## Begin

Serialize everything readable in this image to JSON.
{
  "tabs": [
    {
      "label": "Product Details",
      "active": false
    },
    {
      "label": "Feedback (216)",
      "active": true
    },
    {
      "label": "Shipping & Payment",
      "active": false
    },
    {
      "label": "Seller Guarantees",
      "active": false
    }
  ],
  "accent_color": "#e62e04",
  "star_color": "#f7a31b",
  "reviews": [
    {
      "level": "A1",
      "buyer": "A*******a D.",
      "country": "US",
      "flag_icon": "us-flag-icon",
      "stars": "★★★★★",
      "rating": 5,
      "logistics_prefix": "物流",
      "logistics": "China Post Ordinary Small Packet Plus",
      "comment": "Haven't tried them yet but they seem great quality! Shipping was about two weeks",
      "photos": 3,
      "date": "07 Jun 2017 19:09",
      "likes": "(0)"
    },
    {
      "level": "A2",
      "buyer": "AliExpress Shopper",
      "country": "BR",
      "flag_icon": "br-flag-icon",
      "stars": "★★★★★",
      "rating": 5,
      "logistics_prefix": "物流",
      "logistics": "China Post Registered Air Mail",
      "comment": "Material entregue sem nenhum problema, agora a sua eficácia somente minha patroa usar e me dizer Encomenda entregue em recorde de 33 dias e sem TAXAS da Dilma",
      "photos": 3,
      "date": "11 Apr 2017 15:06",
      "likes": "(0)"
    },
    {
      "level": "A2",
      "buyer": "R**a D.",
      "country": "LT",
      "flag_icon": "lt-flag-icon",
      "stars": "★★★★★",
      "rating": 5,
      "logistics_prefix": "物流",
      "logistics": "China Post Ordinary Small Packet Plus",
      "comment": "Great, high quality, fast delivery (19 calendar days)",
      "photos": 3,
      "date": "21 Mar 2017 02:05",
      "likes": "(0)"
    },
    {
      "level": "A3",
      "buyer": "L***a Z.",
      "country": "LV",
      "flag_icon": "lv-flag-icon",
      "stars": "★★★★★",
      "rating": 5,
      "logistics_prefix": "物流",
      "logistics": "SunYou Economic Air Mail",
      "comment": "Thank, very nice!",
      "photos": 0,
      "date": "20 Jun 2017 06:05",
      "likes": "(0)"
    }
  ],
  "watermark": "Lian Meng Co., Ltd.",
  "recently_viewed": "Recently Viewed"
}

## End

- STATED GOAL
Set down all of the records shown above once more, exactly.

- REPLY TO THE EXERCISE
Serialize everything readable in this image to JSON.
{
  "tabs": [
    {
      "label": "Product Details",
      "active": false
    },
    {
      "label": "Feedback (216)",
      "active": true
    },
    {
      "label": "Shipping & Payment",
      "active": false
    },
    {
      "label": "Seller Guarantees",
      "active": false
    }
  ],
  "accent_color": "#e62e04",
  "star_color": "#f7a31b",
  "reviews": [
    {
      "level": "A1",
      "buyer": "A*******a D.",
      "country": "US",
      "flag_icon": "us-flag-icon",
      "stars": "★★★★★",
      "rating": 5,
      "logistics_prefix": "物流",
      "logistics": "China Post Ordinary Small Packet Plus",
      "comment": "Haven't tried them yet but they seem great quality! Shipping was about two weeks",
      "photos": 3,
      "date": "07 Jun 2017 19:09",
      "likes": "(0)"
    },
    {
      "level": "A2",
      "buyer": "AliExpress Shopper",
      "country": "BR",
      "flag_icon": "br-flag-icon",
      "stars": "★★★★★",
      "rating": 5,
      "logistics_prefix": "物流",
      "logistics": "China Post Registered Air Mail",
      "comment": "Material entregue sem nenhum problema, agora a sua eficácia somente minha patroa usar e me dizer Encomenda entregue em recorde de 33 dias e sem TAXAS da Dilma",
      "photos": 3,
      "date": "11 Apr 2017 15:06",
      "likes": "(0)"
    },
    {
      "level": "A2",
      "buyer": "R**a D.",
      "country": "LT",
      "flag_icon": "lt-flag-icon",
      "stars": "★★★★★",
      "rating": 5,
      "logistics_prefix": "物流",
      "logistics": "China Post Ordinary Small Packet Plus",
      "comment": "Great, high quality, fast delivery (19 calendar days)",
      "photos": 3,
      "date": "21 Mar 2017 02:05",
      "likes": "(0)"
    },
    {
      "level": "A3",
      "buyer": "L***a Z.",
      "country": "LV",
      "flag_icon": "lv-flag-icon",
      "stars": "★★★★★",
      "rating": 5,
      "logistics_prefix": "物流",
      "logistics": "SunYou Economic Air Mail",
      "comment": "Thank, very nice!",
      "photos": 0,
      "date": "20 Jun 2017 06:05",
      "likes": "(0)"
    }
  ],
  "watermark": "Lian Meng Co., Ltd.",
  "recently_viewed": "Recently Viewed"
}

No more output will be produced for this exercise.